[Start Text section]

The issue of association, however, brings me to the important case of Coleman v Attridge Law [2008] All ER (EC) 1105. The claimant there was employed as a legal secretary. She gave birth to a disabled son. She was his primary carer. After taking voluntary redundancy she lodged a claim for unfair constructive dismissal, alleging that she had been treated less favourably than other employees because she was the primary carer of a disabled child. This was said to be direct discrimination contrary to Article 2.1 and 2.2(a) of the Directive. The latter provides that:
"Direct discrimination shall be taken to occur when one person is treated less favourably than another . . . in a comparable situation on any of the grounds referred to in Article 1."
I interpolate they include disability.
The employment tribunal in Coleman referred a preliminary issue to the Court of Justice at the European Union asking essentially whether the Directive had to be interpreted as prohibiting direct discrimination only in respect of an employee who was himself disabled or whether the prohibition applied equally to an employee who was not himself disabled but who was treated less favourably by reason of the disability of his child. The CJEU answered the question in favour of the claimant. At paragraph 38 the court indicated that the principle of equal treatment which the direct discrimination provisions were designed to safeguard was not:
" . . . limited to people who themselves have a disability within the meaning of the directive. On the contrary, the purpose of the directive, as regards employment and occupation, is to combat all forms of discrimination on grounds of disability. The principle of equal treatment enshrined in the directive in that area applies not to a particular category of person but by reference to the grounds mentioned in Article 1."
However, the court went on to contrast Article 5.
Paragraphs 39 to 42 of the judgment of the court are in these terms:
"39. It is true that Directive 2000/78 includes a number of provisions which, as is apparent from their very wording, apply only to disabled people. Thus, Article 5 provides that, in order to guarantee compliance with the principle of equal treatment in relation to persons with disabilities, reasonable accommodation is to be provided. This means that employers must take appropriate measures, where needed in a particular case, to enable a person with a disability to have access to, participate in, or advance in employment, or to undergo training, unless such measures would impose a disproportionate burden on the employer.
- Article 7(2) of Directive 2000/78 also provides that, with regard to disabled persons, the principle of equal treatment is to be without prejudice either to the right of Member States to maintain or adopt provisions on the protection of health and safety at work or to measures aimed at creating or maintaining provisions or facilities for safeguarding or promoting the integration of such persons into the working environment.

[End Text section]

▶ _Brief 1_
Condense the paragraph of the judgment excerpt beginning "The issue of association" into a short bulleted list that keeps its main facts.
▶ _Brief 2_
Reproduce the stretch of the judgment excerpt from "The issue of" through "they include disability.".
The listing has no connection to the judgment excerpt.

[Start Recorded information]

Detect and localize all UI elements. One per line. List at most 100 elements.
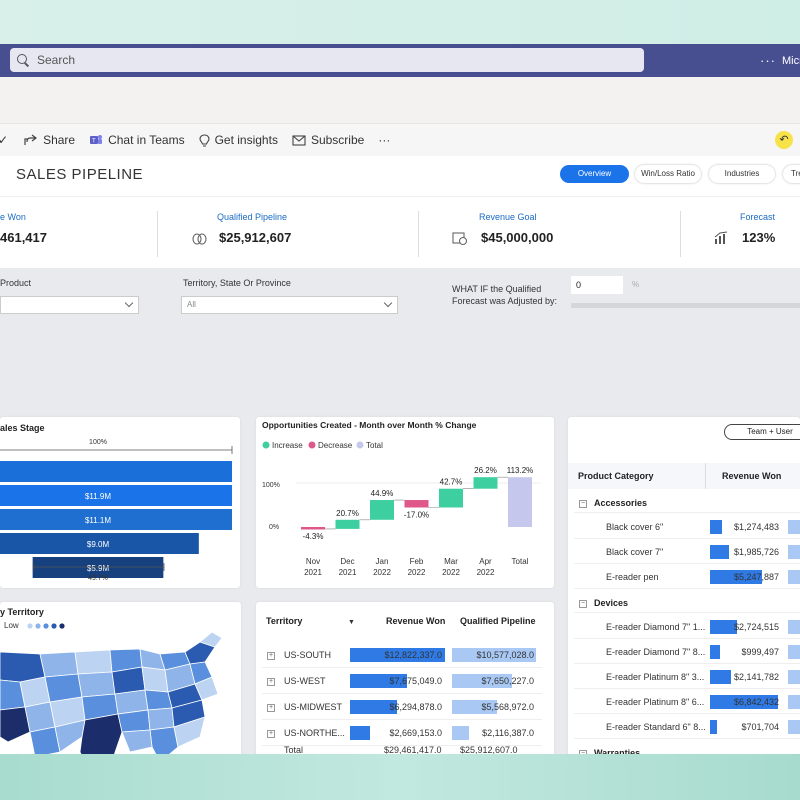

[End Recorded information]

▶ _Final result 1_
- Case: Coleman v Attridge Law [2008] All ER (EC) 1105, an important case on association.
- The claimant worked as a legal secretary and was the primary carer of her disabled son.
- After taking voluntary redundancy, she claimed unfair constructive dismissal.
- She alleged she was treated less favorably than other employees because she was the primary carer of a disabled child.
- This was argued to be direct discrimination contrary to Article 2.1 and 2.2(a) of the Directive.

▶ _Final result 2_
The issue of association, however, brings me to the important case of Coleman v Attridge Law [2008] All ER (EC) 1105. The claimant there was employed as a legal secretary. She gave birth to a disabled son. She was his primary carer. After taking voluntary redundancy she lodged a claim for unfair constructive dismissal, alleging that she had been treated less favourably than other employees because she was the primary carer of a disabled child. This was said to be direct discrimination contrary to Article 2.1 and 2.2(a) of the Directive. The latter provides that:
"Direct discrimination shall be taken to occur when one person is treated less favourably than another . . . in a comparable situation on any of the grounds referred to in Article 1."
I interpolate they include disability.